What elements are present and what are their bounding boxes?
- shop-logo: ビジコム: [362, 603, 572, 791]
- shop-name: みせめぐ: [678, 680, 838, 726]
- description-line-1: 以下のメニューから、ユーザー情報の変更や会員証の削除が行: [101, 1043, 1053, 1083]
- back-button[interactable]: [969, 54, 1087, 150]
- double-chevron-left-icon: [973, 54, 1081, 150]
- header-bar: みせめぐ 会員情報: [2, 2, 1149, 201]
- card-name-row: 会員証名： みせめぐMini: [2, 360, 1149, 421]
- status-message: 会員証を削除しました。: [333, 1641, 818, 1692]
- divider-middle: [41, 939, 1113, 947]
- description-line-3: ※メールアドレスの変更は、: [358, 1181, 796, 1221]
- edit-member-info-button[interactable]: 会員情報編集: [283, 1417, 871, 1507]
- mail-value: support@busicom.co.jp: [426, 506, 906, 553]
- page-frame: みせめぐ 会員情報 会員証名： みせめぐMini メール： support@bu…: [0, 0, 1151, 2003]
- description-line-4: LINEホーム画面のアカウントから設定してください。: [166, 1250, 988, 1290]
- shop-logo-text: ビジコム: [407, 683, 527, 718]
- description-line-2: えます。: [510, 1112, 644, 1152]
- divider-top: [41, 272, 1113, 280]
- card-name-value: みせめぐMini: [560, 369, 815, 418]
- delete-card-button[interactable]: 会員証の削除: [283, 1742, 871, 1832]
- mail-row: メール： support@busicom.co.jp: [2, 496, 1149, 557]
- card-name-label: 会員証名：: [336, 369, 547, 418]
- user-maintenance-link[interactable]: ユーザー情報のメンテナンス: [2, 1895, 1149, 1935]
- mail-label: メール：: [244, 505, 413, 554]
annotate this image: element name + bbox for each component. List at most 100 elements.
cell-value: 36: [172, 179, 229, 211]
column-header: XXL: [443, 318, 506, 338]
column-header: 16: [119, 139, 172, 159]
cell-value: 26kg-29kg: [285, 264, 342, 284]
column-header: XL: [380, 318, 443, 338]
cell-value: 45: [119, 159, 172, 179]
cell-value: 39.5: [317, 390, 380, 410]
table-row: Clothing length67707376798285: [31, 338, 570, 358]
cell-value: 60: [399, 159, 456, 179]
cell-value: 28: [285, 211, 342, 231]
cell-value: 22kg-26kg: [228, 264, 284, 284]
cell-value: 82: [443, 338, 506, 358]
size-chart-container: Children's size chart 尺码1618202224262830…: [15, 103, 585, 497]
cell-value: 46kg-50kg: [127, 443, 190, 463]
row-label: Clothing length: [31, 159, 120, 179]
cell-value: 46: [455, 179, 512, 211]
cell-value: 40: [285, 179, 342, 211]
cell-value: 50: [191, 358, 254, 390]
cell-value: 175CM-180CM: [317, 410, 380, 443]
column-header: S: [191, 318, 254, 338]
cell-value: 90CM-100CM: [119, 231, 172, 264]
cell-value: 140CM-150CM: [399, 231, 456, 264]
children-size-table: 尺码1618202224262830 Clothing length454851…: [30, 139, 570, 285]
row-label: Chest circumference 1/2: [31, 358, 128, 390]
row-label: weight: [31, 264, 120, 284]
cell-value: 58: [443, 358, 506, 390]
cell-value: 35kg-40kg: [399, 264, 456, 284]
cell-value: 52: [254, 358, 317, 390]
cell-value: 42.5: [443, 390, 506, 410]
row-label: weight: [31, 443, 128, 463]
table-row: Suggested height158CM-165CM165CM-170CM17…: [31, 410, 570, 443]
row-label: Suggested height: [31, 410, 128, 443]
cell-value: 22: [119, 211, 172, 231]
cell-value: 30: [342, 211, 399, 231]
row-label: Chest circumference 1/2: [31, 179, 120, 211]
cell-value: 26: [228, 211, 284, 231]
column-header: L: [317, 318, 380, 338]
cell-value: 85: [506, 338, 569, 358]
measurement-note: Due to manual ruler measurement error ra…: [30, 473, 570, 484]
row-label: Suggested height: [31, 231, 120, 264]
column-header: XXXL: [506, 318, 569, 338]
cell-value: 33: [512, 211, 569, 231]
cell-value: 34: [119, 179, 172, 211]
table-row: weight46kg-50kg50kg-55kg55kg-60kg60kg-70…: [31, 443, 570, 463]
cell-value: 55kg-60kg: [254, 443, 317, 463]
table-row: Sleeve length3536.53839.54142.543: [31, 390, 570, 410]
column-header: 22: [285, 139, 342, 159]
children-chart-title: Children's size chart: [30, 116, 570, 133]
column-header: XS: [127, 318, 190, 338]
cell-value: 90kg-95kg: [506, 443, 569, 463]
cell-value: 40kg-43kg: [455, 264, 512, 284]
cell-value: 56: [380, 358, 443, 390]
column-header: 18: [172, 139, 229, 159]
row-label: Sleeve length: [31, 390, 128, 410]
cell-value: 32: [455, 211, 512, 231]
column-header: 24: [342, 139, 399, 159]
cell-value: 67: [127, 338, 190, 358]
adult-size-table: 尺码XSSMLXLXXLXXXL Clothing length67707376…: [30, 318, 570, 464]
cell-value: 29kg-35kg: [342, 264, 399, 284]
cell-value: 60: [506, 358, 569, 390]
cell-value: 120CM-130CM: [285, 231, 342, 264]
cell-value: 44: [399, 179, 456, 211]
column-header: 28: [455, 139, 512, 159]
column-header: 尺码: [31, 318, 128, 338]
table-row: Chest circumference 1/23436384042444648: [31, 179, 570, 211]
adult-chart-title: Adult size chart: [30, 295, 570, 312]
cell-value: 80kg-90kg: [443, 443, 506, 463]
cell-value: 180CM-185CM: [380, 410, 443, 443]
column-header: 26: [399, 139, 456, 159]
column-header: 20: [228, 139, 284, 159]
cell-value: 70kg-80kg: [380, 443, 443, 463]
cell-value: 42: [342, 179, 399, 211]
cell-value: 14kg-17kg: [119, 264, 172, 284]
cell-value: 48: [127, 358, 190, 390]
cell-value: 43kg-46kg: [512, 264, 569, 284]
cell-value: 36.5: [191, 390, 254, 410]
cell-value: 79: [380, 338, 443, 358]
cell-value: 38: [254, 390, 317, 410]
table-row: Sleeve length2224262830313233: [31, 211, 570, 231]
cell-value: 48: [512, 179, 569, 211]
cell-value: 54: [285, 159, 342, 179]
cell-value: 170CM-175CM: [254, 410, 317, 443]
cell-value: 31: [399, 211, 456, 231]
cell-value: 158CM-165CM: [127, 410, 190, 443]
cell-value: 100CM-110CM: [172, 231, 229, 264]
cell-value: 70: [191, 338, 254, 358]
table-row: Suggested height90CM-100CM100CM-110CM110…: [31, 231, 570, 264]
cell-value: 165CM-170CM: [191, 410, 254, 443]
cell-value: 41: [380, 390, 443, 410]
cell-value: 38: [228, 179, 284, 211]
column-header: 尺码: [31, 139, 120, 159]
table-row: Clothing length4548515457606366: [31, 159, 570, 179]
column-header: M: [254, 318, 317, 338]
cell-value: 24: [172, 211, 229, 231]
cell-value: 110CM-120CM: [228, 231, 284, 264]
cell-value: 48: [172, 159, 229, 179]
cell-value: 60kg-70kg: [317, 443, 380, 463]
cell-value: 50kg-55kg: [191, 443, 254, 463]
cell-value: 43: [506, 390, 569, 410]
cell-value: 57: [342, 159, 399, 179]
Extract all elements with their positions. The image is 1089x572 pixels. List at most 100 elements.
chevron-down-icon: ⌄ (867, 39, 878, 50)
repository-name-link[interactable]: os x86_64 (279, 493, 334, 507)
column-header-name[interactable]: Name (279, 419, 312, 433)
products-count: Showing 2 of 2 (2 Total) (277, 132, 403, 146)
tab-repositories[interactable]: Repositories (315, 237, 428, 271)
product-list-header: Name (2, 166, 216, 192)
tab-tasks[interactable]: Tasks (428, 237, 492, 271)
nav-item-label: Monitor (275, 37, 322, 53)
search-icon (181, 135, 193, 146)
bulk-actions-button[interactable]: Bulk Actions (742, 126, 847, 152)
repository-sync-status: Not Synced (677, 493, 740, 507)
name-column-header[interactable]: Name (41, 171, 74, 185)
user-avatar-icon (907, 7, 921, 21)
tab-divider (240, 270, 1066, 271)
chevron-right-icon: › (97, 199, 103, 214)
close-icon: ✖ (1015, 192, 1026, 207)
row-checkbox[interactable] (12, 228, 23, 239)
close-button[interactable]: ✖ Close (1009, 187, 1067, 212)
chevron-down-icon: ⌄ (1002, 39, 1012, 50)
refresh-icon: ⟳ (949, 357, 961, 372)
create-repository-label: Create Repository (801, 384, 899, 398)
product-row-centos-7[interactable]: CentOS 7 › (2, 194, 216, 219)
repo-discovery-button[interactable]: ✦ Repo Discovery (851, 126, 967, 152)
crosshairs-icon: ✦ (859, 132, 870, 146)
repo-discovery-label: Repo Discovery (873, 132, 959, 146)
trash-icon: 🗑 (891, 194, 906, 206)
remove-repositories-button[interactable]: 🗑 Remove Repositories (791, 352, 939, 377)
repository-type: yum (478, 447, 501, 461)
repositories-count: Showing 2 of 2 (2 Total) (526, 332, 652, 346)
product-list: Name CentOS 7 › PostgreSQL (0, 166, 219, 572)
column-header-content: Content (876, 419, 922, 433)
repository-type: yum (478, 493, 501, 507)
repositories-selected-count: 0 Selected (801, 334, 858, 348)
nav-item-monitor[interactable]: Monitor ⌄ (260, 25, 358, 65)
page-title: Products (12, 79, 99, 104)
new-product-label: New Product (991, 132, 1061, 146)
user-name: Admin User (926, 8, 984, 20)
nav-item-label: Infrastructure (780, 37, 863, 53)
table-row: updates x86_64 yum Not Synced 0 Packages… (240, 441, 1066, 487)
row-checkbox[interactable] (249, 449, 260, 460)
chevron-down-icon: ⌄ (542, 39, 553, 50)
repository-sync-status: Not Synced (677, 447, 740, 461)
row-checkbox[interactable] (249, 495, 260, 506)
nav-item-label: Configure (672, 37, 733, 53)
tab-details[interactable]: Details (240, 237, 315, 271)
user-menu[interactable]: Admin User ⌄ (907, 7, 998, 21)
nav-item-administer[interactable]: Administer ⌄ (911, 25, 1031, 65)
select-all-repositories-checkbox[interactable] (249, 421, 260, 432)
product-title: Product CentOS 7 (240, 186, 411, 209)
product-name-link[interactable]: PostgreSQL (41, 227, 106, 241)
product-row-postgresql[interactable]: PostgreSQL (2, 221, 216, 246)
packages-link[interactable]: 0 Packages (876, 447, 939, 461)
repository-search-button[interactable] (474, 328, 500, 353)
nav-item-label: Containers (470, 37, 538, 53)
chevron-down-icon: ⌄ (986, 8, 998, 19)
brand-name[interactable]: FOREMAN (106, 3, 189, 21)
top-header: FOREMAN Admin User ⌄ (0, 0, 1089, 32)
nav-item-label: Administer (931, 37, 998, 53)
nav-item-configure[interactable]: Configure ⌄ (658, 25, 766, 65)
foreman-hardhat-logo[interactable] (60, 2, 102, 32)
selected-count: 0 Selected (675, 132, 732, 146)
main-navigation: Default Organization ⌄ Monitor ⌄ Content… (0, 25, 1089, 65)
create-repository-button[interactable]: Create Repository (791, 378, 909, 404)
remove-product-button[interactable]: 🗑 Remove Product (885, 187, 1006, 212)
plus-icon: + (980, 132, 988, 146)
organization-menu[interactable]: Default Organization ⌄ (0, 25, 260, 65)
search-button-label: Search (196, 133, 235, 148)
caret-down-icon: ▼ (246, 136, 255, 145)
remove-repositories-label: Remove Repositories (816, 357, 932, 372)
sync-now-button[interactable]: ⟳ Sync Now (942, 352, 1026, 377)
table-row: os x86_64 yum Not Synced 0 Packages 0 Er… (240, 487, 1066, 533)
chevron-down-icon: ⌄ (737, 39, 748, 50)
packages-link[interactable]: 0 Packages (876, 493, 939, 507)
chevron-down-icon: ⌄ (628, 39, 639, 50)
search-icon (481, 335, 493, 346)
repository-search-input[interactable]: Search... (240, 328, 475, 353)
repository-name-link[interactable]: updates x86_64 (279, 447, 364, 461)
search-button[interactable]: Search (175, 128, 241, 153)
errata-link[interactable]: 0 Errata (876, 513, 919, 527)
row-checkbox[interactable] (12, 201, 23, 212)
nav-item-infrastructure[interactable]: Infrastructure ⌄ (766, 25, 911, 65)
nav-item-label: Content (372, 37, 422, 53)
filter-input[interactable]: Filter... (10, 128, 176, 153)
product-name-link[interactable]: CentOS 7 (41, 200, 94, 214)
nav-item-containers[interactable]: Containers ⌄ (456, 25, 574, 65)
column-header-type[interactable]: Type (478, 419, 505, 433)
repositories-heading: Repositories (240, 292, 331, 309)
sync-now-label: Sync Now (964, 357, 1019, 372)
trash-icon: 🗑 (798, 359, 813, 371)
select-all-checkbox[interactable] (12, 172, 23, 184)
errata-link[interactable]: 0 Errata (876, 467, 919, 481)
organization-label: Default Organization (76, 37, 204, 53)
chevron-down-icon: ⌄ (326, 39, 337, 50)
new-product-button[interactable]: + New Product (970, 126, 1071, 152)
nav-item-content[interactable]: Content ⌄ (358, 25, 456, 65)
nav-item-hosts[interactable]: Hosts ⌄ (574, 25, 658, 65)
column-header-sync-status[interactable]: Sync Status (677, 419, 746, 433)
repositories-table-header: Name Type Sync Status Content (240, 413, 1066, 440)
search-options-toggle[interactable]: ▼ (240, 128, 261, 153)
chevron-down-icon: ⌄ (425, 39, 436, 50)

• • • •

PROBLEM DESCRIPTION>
Count the lines in the items above that contain the word "discovery", matching case exactly. Give only the number.

FULL OUTPUT>
2